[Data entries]
* * * *

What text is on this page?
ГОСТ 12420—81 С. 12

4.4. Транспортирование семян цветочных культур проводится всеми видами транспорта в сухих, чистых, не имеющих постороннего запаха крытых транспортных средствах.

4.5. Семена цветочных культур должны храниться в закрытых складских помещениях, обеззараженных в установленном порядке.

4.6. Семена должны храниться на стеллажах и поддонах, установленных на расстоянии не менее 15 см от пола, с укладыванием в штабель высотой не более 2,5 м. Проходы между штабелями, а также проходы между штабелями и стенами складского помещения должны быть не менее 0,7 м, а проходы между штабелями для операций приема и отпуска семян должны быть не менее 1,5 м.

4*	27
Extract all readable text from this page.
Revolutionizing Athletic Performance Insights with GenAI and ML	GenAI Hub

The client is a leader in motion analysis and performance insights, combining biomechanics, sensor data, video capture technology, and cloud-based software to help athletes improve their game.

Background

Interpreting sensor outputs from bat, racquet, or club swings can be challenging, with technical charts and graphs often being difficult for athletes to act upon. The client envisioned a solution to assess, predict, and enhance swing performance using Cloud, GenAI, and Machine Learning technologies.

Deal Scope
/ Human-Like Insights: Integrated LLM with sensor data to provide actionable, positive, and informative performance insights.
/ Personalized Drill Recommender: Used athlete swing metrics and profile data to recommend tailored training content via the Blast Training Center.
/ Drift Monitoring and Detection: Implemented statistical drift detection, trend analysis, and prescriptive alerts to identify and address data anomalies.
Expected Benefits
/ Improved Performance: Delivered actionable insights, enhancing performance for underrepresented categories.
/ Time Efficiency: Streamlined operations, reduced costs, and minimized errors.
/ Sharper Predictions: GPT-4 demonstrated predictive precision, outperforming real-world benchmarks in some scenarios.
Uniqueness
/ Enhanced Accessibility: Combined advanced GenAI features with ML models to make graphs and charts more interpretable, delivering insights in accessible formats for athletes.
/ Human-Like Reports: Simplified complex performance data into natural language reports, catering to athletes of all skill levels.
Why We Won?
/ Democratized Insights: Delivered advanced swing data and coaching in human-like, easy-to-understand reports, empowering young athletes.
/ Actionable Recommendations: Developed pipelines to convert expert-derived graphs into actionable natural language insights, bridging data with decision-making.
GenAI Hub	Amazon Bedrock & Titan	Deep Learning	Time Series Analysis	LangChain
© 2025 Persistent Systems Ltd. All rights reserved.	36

* * * *

> [GIVEN TASK]: What is needed here is an exact reproduction of all the entries.

> [PROBLEM SOLUTION]:
What text is on this page?
ГОСТ 12420—81 С. 12

4.4. Транспортирование семян цветочных культур проводится всеми видами транспорта в сухих, чистых, не имеющих постороннего запаха крытых транспортных средствах.

4.5. Семена цветочных культур должны храниться в закрытых складских помещениях, обеззараженных в установленном порядке.

4.6. Семена должны храниться на стеллажах и поддонах, установленных на расстоянии не менее 15 см от пола, с укладыванием в штабель высотой не более 2,5 м. Проходы между штабелями, а также проходы между штабелями и стенами складского помещения должны быть не менее 0,7 м, а проходы между штабелями для операций приема и отпуска семян должны быть не менее 1,5 м.

4*	27
Extract all readable text from this page.
Revolutionizing Athletic Performance Insights with GenAI and ML	GenAI Hub

The client is a leader in motion analysis and performance insights, combining biomechanics, sensor data, video capture technology, and cloud-based software to help athletes improve their game.

Background

Interpreting sensor outputs from bat, racquet, or club swings can be challenging, with technical charts and graphs often being difficult for athletes to act upon. The client envisioned a solution to assess, predict, and enhance swing performance using Cloud, GenAI, and Machine Learning technologies.

Deal Scope
/ Human-Like Insights: Integrated LLM with sensor data to provide actionable, positive, and informative performance insights.
/ Personalized Drill Recommender: Used athlete swing metrics and profile data to recommend tailored training content via the Blast Training Center.
/ Drift Monitoring and Detection: Implemented statistical drift detection, trend analysis, and prescriptive alerts to identify and address data anomalies.
Expected Benefits
/ Improved Performance: Delivered actionable insights, enhancing performance for underrepresented categories.
/ Time Efficiency: Streamlined operations, reduced costs, and minimized errors.
/ Sharper Predictions: GPT-4 demonstrated predictive precision, outperforming real-world benchmarks in some scenarios.
Uniqueness
/ Enhanced Accessibility: Combined advanced GenAI features with ML models to make graphs and charts more interpretable, delivering insights in accessible formats for athletes.
/ Human-Like Reports: Simplified complex performance data into natural language reports, catering to athletes of all skill levels.
Why We Won?
/ Democratized Insights: Delivered advanced swing data and coaching in human-like, easy-to-understand reports, empowering young athletes.
/ Actionable Recommendations: Developed pipelines to convert expert-derived graphs into actionable natural language insights, bridging data with decision-making.
GenAI Hub	Amazon Bedrock & Titan	Deep Learning	Time Series Analysis	LangChain
© 2025 Persistent Systems Ltd. All rights reserved.	36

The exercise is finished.